• **Short exercise**: Return every entry exactly as written.

(Data excerpts)
● ● ● ● ●

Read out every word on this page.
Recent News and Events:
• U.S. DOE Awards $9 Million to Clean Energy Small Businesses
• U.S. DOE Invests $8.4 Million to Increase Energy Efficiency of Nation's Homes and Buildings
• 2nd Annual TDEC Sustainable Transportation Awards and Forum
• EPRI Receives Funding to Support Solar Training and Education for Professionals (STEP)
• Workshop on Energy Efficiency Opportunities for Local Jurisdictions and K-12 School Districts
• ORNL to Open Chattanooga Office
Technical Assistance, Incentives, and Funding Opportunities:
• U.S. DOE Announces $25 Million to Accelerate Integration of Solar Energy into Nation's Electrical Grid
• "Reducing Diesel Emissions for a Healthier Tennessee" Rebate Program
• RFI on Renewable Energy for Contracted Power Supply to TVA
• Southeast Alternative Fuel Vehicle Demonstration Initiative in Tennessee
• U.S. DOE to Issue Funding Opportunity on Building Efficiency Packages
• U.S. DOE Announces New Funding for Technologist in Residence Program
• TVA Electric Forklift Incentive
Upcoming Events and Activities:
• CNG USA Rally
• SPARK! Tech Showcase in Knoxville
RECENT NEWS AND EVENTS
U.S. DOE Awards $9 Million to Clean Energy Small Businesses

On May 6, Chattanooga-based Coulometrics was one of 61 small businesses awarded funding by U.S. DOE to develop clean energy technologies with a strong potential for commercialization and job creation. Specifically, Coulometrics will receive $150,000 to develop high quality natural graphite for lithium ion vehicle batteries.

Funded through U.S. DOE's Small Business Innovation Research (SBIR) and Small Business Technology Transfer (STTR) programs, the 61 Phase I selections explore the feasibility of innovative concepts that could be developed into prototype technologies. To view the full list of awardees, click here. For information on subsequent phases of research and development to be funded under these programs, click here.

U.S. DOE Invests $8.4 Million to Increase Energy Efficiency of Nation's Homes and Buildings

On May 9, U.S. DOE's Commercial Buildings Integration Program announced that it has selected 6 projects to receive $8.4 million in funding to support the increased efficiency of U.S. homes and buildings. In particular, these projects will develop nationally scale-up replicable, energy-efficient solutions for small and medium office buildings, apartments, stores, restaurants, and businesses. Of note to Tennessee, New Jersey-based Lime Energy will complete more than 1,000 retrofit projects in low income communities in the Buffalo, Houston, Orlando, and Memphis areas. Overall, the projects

● ● ● ● ●

• **Worked solution**:
Read out every word on this page.
Recent News and Events:
• U.S. DOE Awards $9 Million to Clean Energy Small Businesses
• U.S. DOE Invests $8.4 Million to Increase Energy Efficiency of Nation's Homes and Buildings
• 2nd Annual TDEC Sustainable Transportation Awards and Forum
• EPRI Receives Funding to Support Solar Training and Education for Professionals (STEP)
• Workshop on Energy Efficiency Opportunities for Local Jurisdictions and K-12 School Districts
• ORNL to Open Chattanooga Office
Technical Assistance, Incentives, and Funding Opportunities:
• U.S. DOE Announces $25 Million to Accelerate Integration of Solar Energy into Nation's Electrical Grid
• "Reducing Diesel Emissions for a Healthier Tennessee" Rebate Program
• RFI on Renewable Energy for Contracted Power Supply to TVA
• Southeast Alternative Fuel Vehicle Demonstration Initiative in Tennessee
• U.S. DOE to Issue Funding Opportunity on Building Efficiency Packages
• U.S. DOE Announces New Funding for Technologist in Residence Program
• TVA Electric Forklift Incentive
Upcoming Events and Activities:
• CNG USA Rally
• SPARK! Tech Showcase in Knoxville
RECENT NEWS AND EVENTS
U.S. DOE Awards $9 Million to Clean Energy Small Businesses

On May 6, Chattanooga-based Coulometrics was one of 61 small businesses awarded funding by U.S. DOE to develop clean energy technologies with a strong potential for commercialization and job creation. Specifically, Coulometrics will receive $150,000 to develop high quality natural graphite for lithium ion vehicle batteries.

Funded through U.S. DOE's Small Business Innovation Research (SBIR) and Small Business Technology Transfer (STTR) programs, the 61 Phase I selections explore the feasibility of innovative concepts that could be developed into prototype technologies. To view the full list of awardees, click here. For information on subsequent phases of research and development to be funded under these programs, click here.

U.S. DOE Invests $8.4 Million to Increase Energy Efficiency of Nation's Homes and Buildings

On May 9, U.S. DOE's Commercial Buildings Integration Program announced that it has selected 6 projects to receive $8.4 million in funding to support the increased efficiency of U.S. homes and buildings. In particular, these projects will develop nationally scale-up replicable, energy-efficient solutions for small and medium office buildings, apartments, stores, restaurants, and businesses. Of note to Tennessee, New Jersey-based Lime Energy will complete more than 1,000 retrofit projects in low income communities in the Buffalo, Houston, Orlando, and Memphis areas. Overall, the projects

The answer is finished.